## Begin AVAILABLE RECORDS

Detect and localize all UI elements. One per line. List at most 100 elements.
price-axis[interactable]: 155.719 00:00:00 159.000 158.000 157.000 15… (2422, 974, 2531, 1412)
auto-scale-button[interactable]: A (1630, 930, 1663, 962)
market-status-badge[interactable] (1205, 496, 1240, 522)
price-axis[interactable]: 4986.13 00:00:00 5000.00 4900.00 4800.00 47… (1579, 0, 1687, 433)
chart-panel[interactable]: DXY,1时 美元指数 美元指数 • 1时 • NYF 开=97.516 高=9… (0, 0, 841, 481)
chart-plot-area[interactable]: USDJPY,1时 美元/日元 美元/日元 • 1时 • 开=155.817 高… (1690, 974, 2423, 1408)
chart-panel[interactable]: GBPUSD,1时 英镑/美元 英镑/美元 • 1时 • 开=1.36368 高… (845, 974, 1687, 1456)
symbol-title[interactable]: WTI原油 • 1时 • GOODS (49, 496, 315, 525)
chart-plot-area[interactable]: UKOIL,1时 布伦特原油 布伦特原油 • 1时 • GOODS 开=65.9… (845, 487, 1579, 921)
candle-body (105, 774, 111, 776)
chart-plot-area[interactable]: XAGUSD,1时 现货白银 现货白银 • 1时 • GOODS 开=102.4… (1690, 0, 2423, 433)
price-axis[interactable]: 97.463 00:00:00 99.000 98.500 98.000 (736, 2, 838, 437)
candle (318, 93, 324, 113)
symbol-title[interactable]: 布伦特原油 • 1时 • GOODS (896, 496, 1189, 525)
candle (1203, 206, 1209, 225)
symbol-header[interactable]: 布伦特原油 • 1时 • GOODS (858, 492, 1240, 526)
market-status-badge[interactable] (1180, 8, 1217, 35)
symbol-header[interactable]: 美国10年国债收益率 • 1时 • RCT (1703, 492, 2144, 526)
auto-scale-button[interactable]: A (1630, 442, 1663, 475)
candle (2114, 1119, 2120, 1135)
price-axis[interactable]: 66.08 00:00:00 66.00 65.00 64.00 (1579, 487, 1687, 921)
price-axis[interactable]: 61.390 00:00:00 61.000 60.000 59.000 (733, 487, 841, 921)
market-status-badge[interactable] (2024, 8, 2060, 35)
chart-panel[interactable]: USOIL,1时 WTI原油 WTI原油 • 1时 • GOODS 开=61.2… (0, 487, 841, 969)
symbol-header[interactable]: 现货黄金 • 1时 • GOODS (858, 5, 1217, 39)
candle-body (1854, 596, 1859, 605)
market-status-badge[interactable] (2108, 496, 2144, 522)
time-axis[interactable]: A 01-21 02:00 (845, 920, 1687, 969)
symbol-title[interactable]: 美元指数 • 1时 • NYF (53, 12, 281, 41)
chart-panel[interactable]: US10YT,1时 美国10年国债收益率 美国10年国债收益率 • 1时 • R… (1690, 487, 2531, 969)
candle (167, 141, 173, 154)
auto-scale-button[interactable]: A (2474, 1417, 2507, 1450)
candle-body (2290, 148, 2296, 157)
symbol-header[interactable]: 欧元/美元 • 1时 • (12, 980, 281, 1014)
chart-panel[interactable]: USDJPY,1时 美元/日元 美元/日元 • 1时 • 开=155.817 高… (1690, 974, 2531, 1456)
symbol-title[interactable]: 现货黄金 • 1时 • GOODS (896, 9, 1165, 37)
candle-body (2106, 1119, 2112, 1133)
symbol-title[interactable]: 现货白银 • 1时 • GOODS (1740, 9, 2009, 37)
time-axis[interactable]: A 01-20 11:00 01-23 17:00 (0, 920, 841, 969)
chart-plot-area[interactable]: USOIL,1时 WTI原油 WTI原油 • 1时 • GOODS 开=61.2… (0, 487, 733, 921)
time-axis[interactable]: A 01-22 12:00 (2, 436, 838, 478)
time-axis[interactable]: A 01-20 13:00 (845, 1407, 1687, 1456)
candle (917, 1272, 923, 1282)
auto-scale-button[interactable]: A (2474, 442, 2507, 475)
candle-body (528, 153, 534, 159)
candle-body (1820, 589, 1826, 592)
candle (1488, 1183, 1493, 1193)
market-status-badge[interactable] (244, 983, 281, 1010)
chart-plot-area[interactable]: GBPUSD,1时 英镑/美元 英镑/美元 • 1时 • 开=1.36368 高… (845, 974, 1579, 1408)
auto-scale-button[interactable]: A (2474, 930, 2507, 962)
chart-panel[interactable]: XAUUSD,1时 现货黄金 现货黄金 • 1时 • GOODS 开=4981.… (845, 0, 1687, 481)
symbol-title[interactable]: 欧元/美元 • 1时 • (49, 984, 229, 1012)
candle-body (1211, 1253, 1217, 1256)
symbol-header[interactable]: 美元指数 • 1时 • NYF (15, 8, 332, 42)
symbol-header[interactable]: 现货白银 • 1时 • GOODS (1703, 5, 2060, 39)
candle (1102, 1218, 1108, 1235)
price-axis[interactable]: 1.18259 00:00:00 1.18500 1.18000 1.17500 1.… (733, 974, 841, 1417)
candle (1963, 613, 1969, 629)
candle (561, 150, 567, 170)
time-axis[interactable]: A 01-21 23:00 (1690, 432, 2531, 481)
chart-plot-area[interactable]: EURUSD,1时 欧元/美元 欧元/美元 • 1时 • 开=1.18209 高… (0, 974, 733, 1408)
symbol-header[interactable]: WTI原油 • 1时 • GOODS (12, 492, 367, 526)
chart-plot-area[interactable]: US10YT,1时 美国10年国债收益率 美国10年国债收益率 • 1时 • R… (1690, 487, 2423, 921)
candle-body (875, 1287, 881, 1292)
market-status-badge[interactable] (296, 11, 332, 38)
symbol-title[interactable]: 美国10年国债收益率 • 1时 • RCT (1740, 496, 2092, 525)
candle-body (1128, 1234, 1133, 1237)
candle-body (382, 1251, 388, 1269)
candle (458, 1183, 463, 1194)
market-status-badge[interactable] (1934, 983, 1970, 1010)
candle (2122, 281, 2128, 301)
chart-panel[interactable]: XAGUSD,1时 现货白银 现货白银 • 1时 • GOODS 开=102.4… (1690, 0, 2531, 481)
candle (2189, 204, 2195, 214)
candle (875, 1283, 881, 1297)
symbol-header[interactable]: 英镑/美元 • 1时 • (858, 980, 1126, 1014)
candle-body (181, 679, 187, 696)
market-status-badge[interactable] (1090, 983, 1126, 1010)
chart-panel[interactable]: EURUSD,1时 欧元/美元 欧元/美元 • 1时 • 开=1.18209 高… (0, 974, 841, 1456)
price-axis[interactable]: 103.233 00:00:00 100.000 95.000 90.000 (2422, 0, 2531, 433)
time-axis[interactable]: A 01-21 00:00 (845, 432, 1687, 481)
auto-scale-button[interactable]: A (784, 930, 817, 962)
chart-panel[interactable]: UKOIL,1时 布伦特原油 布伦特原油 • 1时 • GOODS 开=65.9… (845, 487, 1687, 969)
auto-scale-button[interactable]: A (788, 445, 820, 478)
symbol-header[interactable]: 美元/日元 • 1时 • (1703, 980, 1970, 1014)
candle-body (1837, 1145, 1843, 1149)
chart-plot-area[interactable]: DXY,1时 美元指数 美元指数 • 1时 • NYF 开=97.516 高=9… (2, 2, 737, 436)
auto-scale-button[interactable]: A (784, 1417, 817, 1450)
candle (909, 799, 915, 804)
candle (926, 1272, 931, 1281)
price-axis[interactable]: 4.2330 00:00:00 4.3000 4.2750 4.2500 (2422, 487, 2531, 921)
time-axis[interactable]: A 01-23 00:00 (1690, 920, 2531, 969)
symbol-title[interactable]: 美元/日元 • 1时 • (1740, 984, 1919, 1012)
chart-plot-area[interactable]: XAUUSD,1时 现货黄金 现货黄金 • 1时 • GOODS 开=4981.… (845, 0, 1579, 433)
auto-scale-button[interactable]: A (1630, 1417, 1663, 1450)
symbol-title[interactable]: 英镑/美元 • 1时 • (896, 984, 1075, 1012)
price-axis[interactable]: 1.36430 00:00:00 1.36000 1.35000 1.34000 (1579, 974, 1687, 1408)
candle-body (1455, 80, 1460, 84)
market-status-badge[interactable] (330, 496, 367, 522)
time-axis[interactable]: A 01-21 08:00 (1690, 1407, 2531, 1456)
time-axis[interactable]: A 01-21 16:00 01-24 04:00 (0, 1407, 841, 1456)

## End AVAILABLE RECORDS

Please reproduce everything from the start of the rows above down to and including the line containing "price-axis[interactable]: 4986.13 00:00:00", word for word.

# CORRECT ANSWER
Detect and localize all UI elements. One per line. List at most 100 elements.
price-axis[interactable]: 155.719 00:00:00 159.000 158.000 157.000 15… (2422, 974, 2531, 1412)
auto-scale-button[interactable]: A (1630, 930, 1663, 962)
market-status-badge[interactable] (1205, 496, 1240, 522)
price-axis[interactable]: 4986.13 00:00:00 5000.00 4900.00 4800.00 47… (1579, 0, 1687, 433)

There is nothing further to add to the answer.